Task goal: Your task is to quote the material that follows, in full and exactly.

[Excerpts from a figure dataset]
----------
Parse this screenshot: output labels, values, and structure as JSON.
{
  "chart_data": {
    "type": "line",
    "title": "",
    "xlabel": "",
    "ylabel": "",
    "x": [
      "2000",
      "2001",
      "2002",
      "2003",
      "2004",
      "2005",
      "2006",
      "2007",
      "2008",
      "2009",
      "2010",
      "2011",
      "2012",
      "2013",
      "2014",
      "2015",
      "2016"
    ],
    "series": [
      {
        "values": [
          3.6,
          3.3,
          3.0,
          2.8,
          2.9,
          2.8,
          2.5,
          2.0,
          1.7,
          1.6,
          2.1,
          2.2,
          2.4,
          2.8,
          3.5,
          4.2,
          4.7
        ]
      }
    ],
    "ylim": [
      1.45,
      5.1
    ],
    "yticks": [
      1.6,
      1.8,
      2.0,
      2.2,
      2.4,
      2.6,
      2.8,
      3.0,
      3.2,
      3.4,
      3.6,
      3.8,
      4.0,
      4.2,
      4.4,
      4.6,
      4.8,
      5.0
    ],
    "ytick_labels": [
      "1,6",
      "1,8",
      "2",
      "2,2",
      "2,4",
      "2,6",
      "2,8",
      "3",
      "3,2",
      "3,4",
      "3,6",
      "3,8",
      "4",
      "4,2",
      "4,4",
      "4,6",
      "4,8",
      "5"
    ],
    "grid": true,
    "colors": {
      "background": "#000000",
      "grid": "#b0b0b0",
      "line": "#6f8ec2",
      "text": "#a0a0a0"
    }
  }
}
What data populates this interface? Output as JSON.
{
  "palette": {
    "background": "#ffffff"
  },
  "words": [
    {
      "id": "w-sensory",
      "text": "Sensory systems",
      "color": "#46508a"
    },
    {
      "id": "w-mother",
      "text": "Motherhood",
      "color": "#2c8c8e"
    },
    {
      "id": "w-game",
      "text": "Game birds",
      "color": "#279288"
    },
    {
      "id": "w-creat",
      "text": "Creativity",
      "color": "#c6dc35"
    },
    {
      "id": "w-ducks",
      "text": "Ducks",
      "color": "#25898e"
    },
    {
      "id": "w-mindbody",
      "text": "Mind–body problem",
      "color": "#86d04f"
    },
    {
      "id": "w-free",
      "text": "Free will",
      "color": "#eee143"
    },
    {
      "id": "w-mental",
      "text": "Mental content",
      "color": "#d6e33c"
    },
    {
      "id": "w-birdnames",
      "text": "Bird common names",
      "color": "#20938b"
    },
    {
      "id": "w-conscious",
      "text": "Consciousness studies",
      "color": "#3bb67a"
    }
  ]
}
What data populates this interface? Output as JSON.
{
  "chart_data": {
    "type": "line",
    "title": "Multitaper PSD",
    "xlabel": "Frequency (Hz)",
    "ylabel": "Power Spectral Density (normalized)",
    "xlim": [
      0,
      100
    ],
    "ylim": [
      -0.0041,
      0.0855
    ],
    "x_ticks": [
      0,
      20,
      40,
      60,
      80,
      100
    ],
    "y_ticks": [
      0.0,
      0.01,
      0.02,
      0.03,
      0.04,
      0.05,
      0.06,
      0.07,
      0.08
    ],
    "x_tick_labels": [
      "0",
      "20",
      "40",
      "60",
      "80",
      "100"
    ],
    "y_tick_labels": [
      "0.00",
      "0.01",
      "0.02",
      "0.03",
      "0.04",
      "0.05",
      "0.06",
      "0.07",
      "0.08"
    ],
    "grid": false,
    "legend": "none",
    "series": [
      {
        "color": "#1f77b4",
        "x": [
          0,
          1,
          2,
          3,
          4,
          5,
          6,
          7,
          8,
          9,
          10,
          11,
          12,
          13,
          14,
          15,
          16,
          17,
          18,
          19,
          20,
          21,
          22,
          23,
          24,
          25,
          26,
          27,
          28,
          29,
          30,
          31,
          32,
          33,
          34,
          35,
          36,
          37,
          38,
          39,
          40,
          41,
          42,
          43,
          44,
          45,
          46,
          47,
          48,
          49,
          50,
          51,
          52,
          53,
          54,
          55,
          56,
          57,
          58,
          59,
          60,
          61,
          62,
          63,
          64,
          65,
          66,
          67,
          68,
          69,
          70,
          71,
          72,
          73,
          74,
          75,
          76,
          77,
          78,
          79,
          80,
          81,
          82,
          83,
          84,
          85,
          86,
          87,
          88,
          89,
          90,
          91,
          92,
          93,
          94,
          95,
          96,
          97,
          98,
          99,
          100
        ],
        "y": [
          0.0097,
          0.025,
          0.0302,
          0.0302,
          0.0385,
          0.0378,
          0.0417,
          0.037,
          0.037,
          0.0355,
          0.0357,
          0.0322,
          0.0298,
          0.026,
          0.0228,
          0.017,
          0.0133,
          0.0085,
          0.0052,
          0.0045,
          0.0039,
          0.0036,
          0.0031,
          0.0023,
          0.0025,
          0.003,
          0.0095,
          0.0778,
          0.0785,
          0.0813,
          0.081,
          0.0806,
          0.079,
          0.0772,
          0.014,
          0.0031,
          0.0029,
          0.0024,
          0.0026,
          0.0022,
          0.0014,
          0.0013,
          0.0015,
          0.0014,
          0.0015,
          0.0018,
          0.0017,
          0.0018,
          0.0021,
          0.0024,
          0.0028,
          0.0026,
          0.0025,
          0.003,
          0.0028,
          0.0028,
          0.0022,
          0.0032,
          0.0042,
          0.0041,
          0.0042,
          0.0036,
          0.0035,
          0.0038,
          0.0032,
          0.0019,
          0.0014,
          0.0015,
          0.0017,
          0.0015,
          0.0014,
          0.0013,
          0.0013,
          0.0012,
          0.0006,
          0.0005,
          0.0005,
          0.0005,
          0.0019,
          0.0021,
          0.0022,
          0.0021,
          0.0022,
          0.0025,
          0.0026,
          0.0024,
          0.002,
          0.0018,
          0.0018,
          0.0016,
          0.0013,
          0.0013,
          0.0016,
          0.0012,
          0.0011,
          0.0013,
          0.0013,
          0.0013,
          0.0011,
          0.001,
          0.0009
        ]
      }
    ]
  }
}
----------
Full answer:
Parse this screenshot: output labels, values, and structure as JSON.
{
  "chart_data": {
    "type": "line",
    "title": "",
    "xlabel": "",
    "ylabel": "",
    "x": [
      "2000",
      "2001",
      "2002",
      "2003",
      "2004",
      "2005",
      "2006",
      "2007",
      "2008",
      "2009",
      "2010",
      "2011",
      "2012",
      "2013",
      "2014",
      "2015",
      "2016"
    ],
    "series": [
      {
        "values": [
          3.6,
          3.3,
          3.0,
          2.8,
          2.9,
          2.8,
          2.5,
          2.0,
          1.7,
          1.6,
          2.1,
          2.2,
          2.4,
          2.8,
          3.5,
          4.2,
          4.7
        ]
      }
    ],
    "ylim": [
      1.45,
      5.1
    ],
    "yticks": [
      1.6,
      1.8,
      2.0,
      2.2,
      2.4,
      2.6,
      2.8,
      3.0,
      3.2,
      3.4,
      3.6,
      3.8,
      4.0,
      4.2,
      4.4,
      4.6,
      4.8,
      5.0
    ],
    "ytick_labels": [
      "1,6",
      "1,8",
      "2",
      "2,2",
      "2,4",
      "2,6",
      "2,8",
      "3",
      "3,2",
      "3,4",
      "3,6",
      "3,8",
      "4",
      "4,2",
      "4,4",
      "4,6",
      "4,8",
      "5"
    ],
    "grid": true,
    "colors": {
      "background": "#000000",
      "grid": "#b0b0b0",
      "line": "#6f8ec2",
      "text": "#a0a0a0"
    }
  }
}
What data populates this interface? Output as JSON.
{
  "palette": {
    "background": "#ffffff"
  },
  "words": [
    {
      "id": "w-sensory",
      "text": "Sensory systems",
      "color": "#46508a"
    },
    {
      "id": "w-mother",
      "text": "Motherhood",
      "color": "#2c8c8e"
    },
    {
      "id": "w-game",
      "text": "Game birds",
      "color": "#279288"
    },
    {
      "id": "w-creat",
      "text": "Creativity",
      "color": "#c6dc35"
    },
    {
      "id": "w-ducks",
      "text": "Ducks",
      "color": "#25898e"
    },
    {
      "id": "w-mindbody",
      "text": "Mind–body problem",
      "color": "#86d04f"
    },
    {
      "id": "w-free",
      "text": "Free will",
      "color": "#eee143"
    },
    {
      "id": "w-mental",
      "text": "Mental content",
      "color": "#d6e33c"
    },
    {
      "id": "w-birdnames",
      "text": "Bird common names",
      "color": "#20938b"
    },
    {
      "id": "w-conscious",
      "text": "Consciousness studies",
      "color": "#3bb67a"
    }
  ]
}
What data populates this interface? Output as JSON.
{
  "chart_data": {
    "type": "line",
    "title": "Multitaper PSD",
    "xlabel": "Frequency (Hz)",
    "ylabel": "Power Spectral Density (normalized)",
    "xlim": [
      0,
      100
    ],
    "ylim": [
      -0.0041,
      0.0855
    ],
    "x_ticks": [
      0,
      20,
      40,
      60,
      80,
      100
    ],
    "y_ticks": [
      0.0,
      0.01,
      0.02,
      0.03,
      0.04,
      0.05,
      0.06,
      0.07,
      0.08
    ],
    "x_tick_labels": [
      "0",
      "20",
      "40",
      "60",
      "80",
      "100"
    ],
    "y_tick_labels": [
      "0.00",
      "0.01",
      "0.02",
      "0.03",
      "0.04",
      "0.05",
      "0.06",
      "0.07",
      "0.08"
    ],
    "grid": false,
    "legend": "none",
    "series": [
      {
        "color": "#1f77b4",
        "x": [
          0,
          1,
          2,
          3,
          4,
          5,
          6,
          7,
          8,
          9,
          10,
          11,
          12,
          13,
          14,
          15,
          16,
          17,
          18,
          19,
          20,
          21,
          22,
          23,
          24,
          25,
          26,
          27,
          28,
          29,
          30,
          31,
          32,
          33,
          34,
          35,
          36,
          37,
          38,
          39,
          40,
          41,
          42,
          43,
          44,
          45,
          46,
          47,
          48,
          49,
          50,
          51,
          52,
          53,
          54,
          55,
          56,
          57,
          58,
          59,
          60,
          61,
          62,
          63,
          64,
          65,
          66,
          67,
          68,
          69,
          70,
          71,
          72,
          73,
          74,
          75,
          76,
          77,
          78,
          79,
          80,
          81,
          82,
          83,
          84,
          85,
          86,
          87,
          88,
          89,
          90,
          91,
          92,
          93,
          94,
          95,
          96,
          97,
          98,
          99,
          100
        ],
        "y": [
          0.0097,
          0.025,
          0.0302,
          0.0302,
          0.0385,
          0.0378,
          0.0417,
          0.037,
          0.037,
          0.0355,
          0.0357,
          0.0322,
          0.0298,
          0.026,
          0.0228,
          0.017,
          0.0133,
          0.0085,
          0.0052,
          0.0045,
          0.0039,
          0.0036,
          0.0031,
          0.0023,
          0.0025,
          0.003,
          0.0095,
          0.0778,
          0.0785,
          0.0813,
          0.081,
          0.0806,
          0.079,
          0.0772,
          0.014,
          0.0031,
          0.0029,
          0.0024,
          0.0026,
          0.0022,
          0.0014,
          0.0013,
          0.0015,
          0.0014,
          0.0015,
          0.0018,
          0.0017,
          0.0018,
          0.0021,
          0.0024,
          0.0028,
          0.0026,
          0.0025,
          0.003,
          0.0028,
          0.0028,
          0.0022,
          0.0032,
          0.0042,
          0.0041,
          0.0042,
          0.0036,
          0.0035,
          0.0038,
          0.0032,
          0.0019,
          0.0014,
          0.0015,
          0.0017,
          0.0015,
          0.0014,
          0.0013,
          0.0013,
          0.0012,
          0.0006,
          0.0005,
          0.0005,
          0.0005,
          0.0019,
          0.0021,
          0.0022,
          0.0021,
          0.0022,
          0.0025,
          0.0026,
          0.0024,
          0.002,
          0.0018,
          0.0018,
          0.0016,
          0.0013,
          0.0013,
          0.0016,
          0.0012,
          0.0011,
          0.0013,
          0.0013,
          0.0013,
          0.0011,
          0.001,
          0.0009
        ]
      }
    ]
  }
}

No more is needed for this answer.